[Some records]

------------------------------------

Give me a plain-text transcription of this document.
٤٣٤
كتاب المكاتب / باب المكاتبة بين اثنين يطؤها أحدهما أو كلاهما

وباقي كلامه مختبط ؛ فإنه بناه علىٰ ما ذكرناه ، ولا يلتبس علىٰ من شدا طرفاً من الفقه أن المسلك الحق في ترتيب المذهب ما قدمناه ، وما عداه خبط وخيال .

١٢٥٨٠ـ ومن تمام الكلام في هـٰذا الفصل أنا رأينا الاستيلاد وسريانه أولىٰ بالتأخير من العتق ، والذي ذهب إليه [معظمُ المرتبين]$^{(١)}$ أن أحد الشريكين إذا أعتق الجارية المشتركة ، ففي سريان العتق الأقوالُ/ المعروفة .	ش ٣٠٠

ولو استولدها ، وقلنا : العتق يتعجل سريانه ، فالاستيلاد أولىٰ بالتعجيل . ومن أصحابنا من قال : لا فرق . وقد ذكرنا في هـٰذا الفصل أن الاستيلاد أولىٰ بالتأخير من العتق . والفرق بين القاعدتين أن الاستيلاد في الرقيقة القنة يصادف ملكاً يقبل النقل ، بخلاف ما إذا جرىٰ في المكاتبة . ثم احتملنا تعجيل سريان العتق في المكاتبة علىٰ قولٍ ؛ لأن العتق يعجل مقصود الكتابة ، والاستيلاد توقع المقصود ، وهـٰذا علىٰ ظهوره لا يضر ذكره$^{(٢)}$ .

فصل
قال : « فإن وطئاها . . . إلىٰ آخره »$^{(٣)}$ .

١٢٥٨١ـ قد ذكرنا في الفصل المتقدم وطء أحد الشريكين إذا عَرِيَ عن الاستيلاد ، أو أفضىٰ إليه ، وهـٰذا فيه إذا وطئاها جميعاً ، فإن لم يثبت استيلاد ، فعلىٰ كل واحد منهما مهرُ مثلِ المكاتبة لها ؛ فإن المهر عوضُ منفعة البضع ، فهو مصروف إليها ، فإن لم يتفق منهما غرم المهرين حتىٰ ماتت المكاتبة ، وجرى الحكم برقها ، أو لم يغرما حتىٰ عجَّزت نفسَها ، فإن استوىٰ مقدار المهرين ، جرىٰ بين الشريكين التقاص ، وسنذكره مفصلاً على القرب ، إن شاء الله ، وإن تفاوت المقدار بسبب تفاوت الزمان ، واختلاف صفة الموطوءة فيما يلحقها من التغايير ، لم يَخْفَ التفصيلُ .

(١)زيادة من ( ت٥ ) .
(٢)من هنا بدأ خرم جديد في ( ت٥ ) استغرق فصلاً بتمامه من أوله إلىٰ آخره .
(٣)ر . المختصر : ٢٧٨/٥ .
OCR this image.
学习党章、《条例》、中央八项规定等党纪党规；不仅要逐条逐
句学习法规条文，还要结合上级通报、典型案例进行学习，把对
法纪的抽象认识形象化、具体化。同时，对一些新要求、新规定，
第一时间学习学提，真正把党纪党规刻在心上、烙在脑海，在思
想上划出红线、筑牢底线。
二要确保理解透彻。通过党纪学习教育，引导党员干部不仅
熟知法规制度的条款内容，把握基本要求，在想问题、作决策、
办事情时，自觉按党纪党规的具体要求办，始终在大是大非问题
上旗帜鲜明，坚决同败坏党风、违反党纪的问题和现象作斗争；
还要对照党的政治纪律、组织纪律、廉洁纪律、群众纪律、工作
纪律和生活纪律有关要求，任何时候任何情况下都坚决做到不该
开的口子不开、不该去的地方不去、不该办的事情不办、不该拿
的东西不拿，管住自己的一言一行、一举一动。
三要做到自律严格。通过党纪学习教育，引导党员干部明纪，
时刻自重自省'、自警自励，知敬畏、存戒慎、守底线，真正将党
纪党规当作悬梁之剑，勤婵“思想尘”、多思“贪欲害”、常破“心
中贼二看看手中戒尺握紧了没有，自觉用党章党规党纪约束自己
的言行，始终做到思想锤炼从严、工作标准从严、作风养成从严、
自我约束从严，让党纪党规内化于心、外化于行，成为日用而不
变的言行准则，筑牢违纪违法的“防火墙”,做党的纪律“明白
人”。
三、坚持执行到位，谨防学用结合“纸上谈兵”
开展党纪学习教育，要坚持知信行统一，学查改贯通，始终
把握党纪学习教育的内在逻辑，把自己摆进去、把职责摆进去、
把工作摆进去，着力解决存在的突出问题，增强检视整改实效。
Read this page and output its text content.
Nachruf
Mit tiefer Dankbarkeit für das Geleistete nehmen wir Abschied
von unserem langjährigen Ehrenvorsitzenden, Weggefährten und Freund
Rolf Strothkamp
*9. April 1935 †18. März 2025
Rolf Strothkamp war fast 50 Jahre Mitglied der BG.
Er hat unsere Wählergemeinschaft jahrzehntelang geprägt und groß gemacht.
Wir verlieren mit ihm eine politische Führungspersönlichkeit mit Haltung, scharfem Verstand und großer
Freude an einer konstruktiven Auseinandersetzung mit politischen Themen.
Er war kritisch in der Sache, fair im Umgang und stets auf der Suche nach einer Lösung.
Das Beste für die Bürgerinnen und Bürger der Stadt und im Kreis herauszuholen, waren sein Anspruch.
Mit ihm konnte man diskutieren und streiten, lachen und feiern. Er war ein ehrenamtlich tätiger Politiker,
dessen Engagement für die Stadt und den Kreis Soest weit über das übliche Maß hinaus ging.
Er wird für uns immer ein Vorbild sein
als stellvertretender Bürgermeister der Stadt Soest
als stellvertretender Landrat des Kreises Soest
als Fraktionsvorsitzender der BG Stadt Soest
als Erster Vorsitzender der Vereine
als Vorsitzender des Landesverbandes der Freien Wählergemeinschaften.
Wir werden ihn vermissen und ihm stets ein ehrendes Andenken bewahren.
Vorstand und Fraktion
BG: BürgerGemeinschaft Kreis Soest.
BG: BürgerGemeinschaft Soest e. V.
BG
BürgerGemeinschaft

------------------------------------

◆ Given instruction:
Give solely the number of lines in the data that contain the string "آخره".

◆ Correct output:
2